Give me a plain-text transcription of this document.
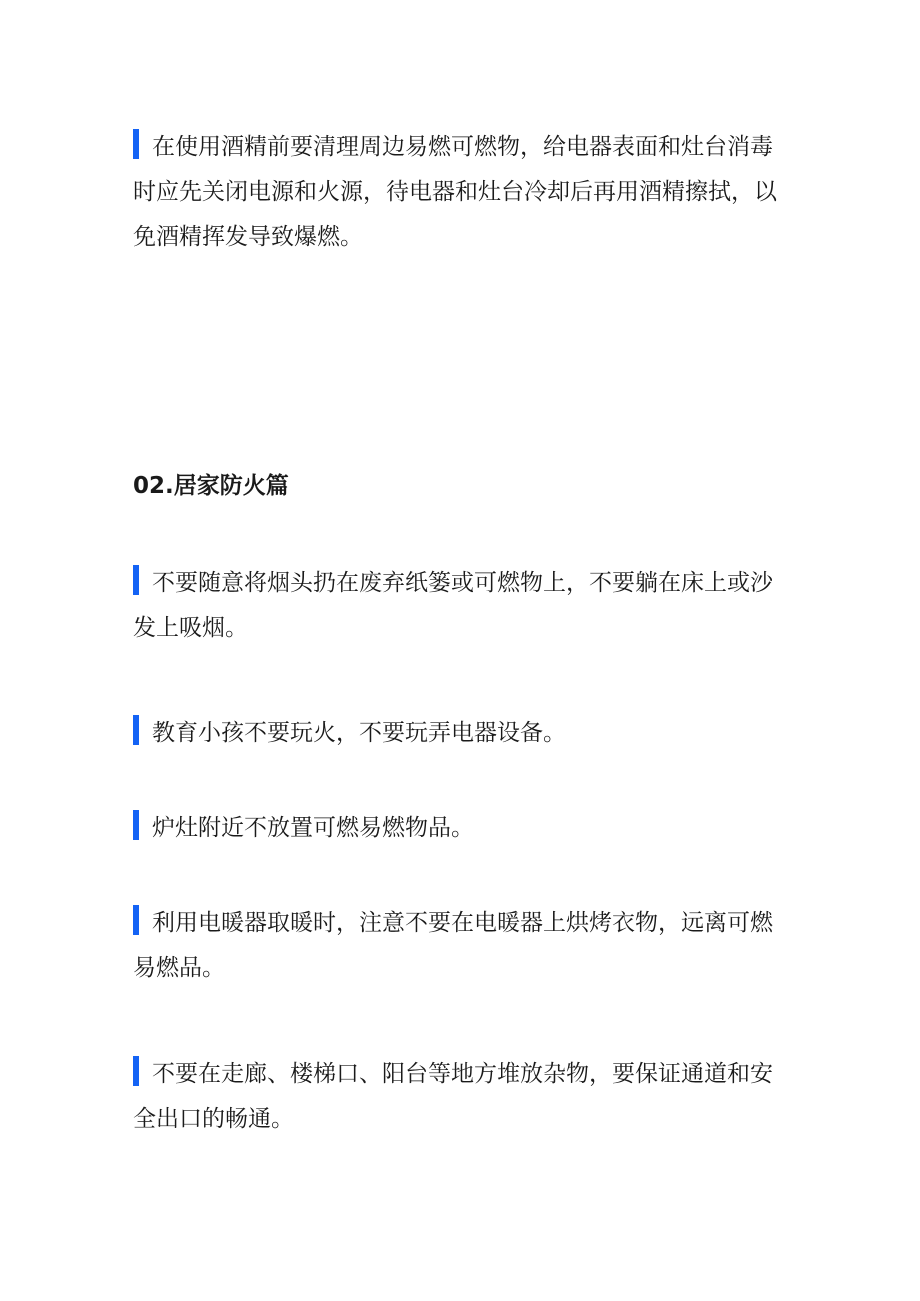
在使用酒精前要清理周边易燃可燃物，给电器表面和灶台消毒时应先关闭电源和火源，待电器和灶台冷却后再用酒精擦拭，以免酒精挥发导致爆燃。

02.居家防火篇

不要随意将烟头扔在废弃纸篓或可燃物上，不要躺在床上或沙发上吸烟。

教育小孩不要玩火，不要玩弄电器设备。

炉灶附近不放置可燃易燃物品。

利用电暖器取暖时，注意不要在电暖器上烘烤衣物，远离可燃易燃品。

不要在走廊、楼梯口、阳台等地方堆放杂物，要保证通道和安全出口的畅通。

● ● ● ● ●

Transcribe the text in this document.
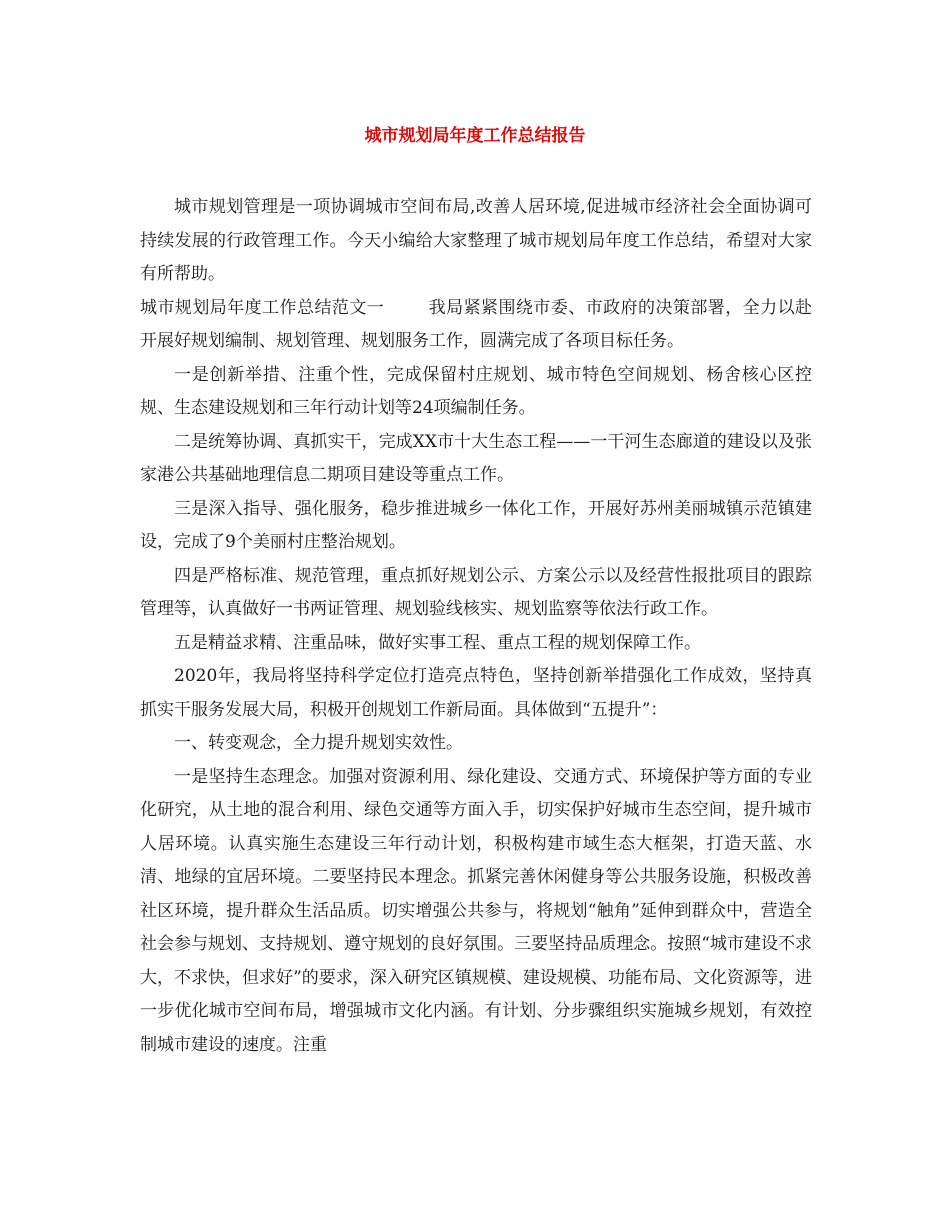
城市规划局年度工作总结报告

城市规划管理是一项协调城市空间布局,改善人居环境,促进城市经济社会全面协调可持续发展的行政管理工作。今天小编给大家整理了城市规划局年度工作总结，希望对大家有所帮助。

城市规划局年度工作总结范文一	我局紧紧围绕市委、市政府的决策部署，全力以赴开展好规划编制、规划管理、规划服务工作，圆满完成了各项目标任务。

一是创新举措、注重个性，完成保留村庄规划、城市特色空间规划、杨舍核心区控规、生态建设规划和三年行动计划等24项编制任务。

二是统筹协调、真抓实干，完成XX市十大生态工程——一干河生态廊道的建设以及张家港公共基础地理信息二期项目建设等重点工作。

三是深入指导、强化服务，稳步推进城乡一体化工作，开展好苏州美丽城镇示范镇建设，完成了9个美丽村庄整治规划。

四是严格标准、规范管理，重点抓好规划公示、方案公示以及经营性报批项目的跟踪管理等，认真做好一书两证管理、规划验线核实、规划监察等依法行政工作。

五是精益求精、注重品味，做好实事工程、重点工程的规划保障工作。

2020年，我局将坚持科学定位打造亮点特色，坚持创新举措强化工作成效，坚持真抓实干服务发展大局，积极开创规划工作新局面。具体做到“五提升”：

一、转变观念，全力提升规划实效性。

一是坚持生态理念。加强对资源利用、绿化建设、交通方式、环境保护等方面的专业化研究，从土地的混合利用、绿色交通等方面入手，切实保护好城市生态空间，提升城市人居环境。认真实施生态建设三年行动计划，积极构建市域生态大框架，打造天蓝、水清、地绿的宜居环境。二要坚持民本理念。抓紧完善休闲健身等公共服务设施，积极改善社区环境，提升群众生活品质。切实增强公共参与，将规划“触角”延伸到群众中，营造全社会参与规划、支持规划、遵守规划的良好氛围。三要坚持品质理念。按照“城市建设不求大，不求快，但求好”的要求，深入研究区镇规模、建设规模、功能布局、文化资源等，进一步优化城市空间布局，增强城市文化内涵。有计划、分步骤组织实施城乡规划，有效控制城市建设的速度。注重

● ● ● ● ●

▸ **WORK TO DO**
Which lines contain "text"? Copy each of them out.

▸ **OUTPUT OF THE EXERCISE**
Give me a plain-text transcription of this document.
Transcribe the text in this document.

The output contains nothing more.